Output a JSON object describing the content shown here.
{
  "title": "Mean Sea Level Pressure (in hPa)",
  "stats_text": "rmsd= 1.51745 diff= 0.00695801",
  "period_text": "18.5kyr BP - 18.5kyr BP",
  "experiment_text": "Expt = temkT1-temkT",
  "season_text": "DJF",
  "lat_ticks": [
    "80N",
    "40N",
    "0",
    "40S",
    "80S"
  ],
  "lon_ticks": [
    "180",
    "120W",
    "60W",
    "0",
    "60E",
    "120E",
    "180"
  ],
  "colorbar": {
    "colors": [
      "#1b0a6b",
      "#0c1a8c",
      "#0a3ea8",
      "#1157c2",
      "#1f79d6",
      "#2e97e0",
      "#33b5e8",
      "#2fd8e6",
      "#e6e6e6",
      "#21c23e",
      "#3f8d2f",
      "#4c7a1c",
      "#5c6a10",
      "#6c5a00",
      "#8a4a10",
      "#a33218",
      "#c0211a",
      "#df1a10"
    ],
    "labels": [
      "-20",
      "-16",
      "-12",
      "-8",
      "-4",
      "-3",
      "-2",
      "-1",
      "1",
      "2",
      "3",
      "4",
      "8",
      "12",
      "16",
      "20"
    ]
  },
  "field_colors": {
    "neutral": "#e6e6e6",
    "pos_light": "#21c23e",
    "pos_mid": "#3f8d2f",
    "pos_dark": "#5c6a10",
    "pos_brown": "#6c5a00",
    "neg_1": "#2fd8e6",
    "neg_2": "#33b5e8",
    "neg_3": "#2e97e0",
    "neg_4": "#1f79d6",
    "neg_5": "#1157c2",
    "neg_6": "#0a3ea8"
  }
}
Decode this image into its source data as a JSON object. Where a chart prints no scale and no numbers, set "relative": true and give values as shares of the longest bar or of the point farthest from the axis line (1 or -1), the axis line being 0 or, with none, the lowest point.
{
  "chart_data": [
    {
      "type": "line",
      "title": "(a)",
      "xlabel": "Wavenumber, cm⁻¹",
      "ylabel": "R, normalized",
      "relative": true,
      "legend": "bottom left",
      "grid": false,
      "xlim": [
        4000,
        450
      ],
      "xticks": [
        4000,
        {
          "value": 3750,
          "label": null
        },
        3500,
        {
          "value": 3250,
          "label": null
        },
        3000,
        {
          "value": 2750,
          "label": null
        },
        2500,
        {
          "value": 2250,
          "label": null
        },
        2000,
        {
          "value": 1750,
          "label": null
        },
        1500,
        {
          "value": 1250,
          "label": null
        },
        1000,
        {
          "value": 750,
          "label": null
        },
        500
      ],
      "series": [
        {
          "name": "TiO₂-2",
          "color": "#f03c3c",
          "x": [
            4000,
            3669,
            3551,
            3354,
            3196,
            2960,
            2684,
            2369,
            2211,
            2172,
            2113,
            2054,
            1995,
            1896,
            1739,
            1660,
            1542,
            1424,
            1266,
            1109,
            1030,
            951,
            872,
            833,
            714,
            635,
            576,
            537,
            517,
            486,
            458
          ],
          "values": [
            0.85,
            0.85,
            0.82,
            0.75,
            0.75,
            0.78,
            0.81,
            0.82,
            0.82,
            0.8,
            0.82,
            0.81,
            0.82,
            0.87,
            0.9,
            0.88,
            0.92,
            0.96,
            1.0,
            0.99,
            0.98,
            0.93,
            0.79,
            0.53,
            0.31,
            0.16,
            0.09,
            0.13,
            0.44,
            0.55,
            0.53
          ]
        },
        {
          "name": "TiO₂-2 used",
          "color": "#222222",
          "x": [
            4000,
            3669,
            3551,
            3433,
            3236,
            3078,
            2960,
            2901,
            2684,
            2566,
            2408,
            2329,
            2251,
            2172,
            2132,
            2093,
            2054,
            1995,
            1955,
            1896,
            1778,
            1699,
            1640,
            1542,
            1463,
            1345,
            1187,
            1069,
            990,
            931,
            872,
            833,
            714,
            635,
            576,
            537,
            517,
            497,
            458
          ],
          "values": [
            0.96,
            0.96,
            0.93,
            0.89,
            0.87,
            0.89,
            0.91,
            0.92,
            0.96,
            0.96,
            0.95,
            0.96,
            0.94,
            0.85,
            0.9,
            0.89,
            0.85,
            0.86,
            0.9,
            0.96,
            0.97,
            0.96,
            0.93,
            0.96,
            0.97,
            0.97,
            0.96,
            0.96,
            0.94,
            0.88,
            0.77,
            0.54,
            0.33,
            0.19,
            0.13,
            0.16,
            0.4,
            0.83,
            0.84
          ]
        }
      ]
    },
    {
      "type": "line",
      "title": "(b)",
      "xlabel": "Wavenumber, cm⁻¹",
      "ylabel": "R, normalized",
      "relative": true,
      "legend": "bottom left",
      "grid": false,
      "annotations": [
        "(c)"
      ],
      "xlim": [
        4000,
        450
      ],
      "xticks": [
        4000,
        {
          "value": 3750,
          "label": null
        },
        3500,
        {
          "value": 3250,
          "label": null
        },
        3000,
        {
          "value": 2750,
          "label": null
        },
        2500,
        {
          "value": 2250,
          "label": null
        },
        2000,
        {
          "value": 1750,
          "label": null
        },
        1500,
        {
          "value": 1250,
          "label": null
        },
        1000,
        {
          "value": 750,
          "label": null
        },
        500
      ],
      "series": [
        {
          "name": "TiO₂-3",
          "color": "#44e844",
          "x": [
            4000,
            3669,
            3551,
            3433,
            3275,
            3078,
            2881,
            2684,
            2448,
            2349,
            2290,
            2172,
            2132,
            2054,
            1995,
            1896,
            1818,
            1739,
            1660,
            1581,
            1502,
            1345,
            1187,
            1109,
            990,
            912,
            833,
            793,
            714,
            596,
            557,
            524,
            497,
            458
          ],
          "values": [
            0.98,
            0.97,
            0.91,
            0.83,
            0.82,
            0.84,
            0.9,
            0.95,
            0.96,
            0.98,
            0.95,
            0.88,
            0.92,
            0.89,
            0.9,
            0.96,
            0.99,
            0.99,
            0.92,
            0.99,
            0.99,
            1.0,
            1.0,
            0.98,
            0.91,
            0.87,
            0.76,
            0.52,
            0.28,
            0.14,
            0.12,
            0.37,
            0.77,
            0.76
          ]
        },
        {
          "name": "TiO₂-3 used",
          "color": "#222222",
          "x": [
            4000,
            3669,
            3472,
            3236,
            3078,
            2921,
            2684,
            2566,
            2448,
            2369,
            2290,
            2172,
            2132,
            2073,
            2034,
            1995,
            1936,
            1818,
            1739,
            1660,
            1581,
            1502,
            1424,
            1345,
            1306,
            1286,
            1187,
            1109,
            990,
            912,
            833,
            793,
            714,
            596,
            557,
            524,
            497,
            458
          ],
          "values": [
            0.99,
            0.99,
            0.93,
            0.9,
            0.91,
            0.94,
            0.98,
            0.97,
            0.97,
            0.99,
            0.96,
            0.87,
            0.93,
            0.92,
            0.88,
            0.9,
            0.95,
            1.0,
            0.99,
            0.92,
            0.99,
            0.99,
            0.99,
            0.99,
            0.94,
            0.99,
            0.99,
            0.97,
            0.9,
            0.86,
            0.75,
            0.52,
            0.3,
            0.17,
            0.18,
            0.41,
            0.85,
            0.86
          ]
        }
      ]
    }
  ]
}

• Task statement:
Take each line of the material that contains the word "JSON" and list it.

• Response:
Output a JSON object describing the content shown here.
Decode this image into its source data as a JSON object. Where a chart prints no scale and no numbers, set "relative": true and give values as shares of the longest bar or of the point farthest from the axis line (1 or -1), the axis line being 0 or, with none, the lowest point.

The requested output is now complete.